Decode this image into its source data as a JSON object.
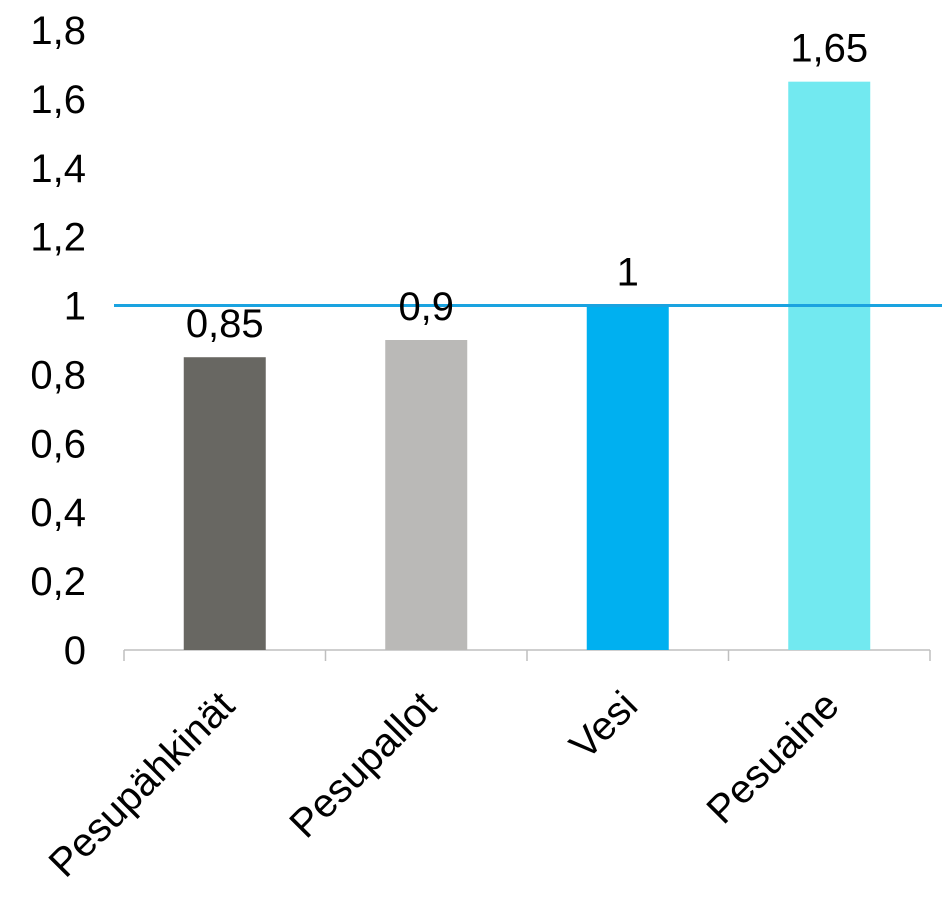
{
  "chart_data": {
    "type": "bar",
    "categories": [
      "Pesupähkinät",
      "Pesupallot",
      "Vesi",
      "Pesuaine"
    ],
    "values": [
      0.85,
      0.9,
      1,
      1.65
    ],
    "data_labels": [
      "0,85",
      "0,9",
      "1",
      "1,65"
    ],
    "bar_colors": [
      "#686762",
      "#bab9b7",
      "#00b0f0",
      "#72e9f0"
    ],
    "ylim": [
      0,
      1.8
    ],
    "y_ticks": [
      0,
      0.2,
      0.4,
      0.6,
      0.8,
      1,
      1.2,
      1.4,
      1.6,
      1.8
    ],
    "y_tick_labels": [
      "0",
      "0,2",
      "0,4",
      "0,6",
      "0,8",
      "1",
      "1,2",
      "1,4",
      "1,6",
      "1,8"
    ],
    "reference_line": {
      "value": 1,
      "color": "#1aa3e0"
    },
    "grid": false,
    "legend": "none",
    "title": "",
    "xlabel": "",
    "ylabel": ""
  }
}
********************
Given instruction: Transcribe the records above exactly as they appear, leaving out any pictures.

Complete answer:
Decode this image into its source data as a JSON object.
{
  "chart_data": {
    "type": "bar",
    "categories": [
      "Pesupähkinät",
      "Pesupallot",
      "Vesi",
      "Pesuaine"
    ],
    "values": [
      0.85,
      0.9,
      1,
      1.65
    ],
    "data_labels": [
      "0,85",
      "0,9",
      "1",
      "1,65"
    ],
    "bar_colors": [
      "#686762",
      "#bab9b7",
      "#00b0f0",
      "#72e9f0"
    ],
    "ylim": [
      0,
      1.8
    ],
    "y_ticks": [
      0,
      0.2,
      0.4,
      0.6,
      0.8,
      1,
      1.2,
      1.4,
      1.6,
      1.8
    ],
    "y_tick_labels": [
      "0",
      "0,2",
      "0,4",
      "0,6",
      "0,8",
      "1",
      "1,2",
      "1,4",
      "1,6",
      "1,8"
    ],
    "reference_line": {
      "value": 1,
      "color": "#1aa3e0"
    },
    "grid": false,
    "legend": "none",
    "title": "",
    "xlabel": "",
    "ylabel": ""
  }
}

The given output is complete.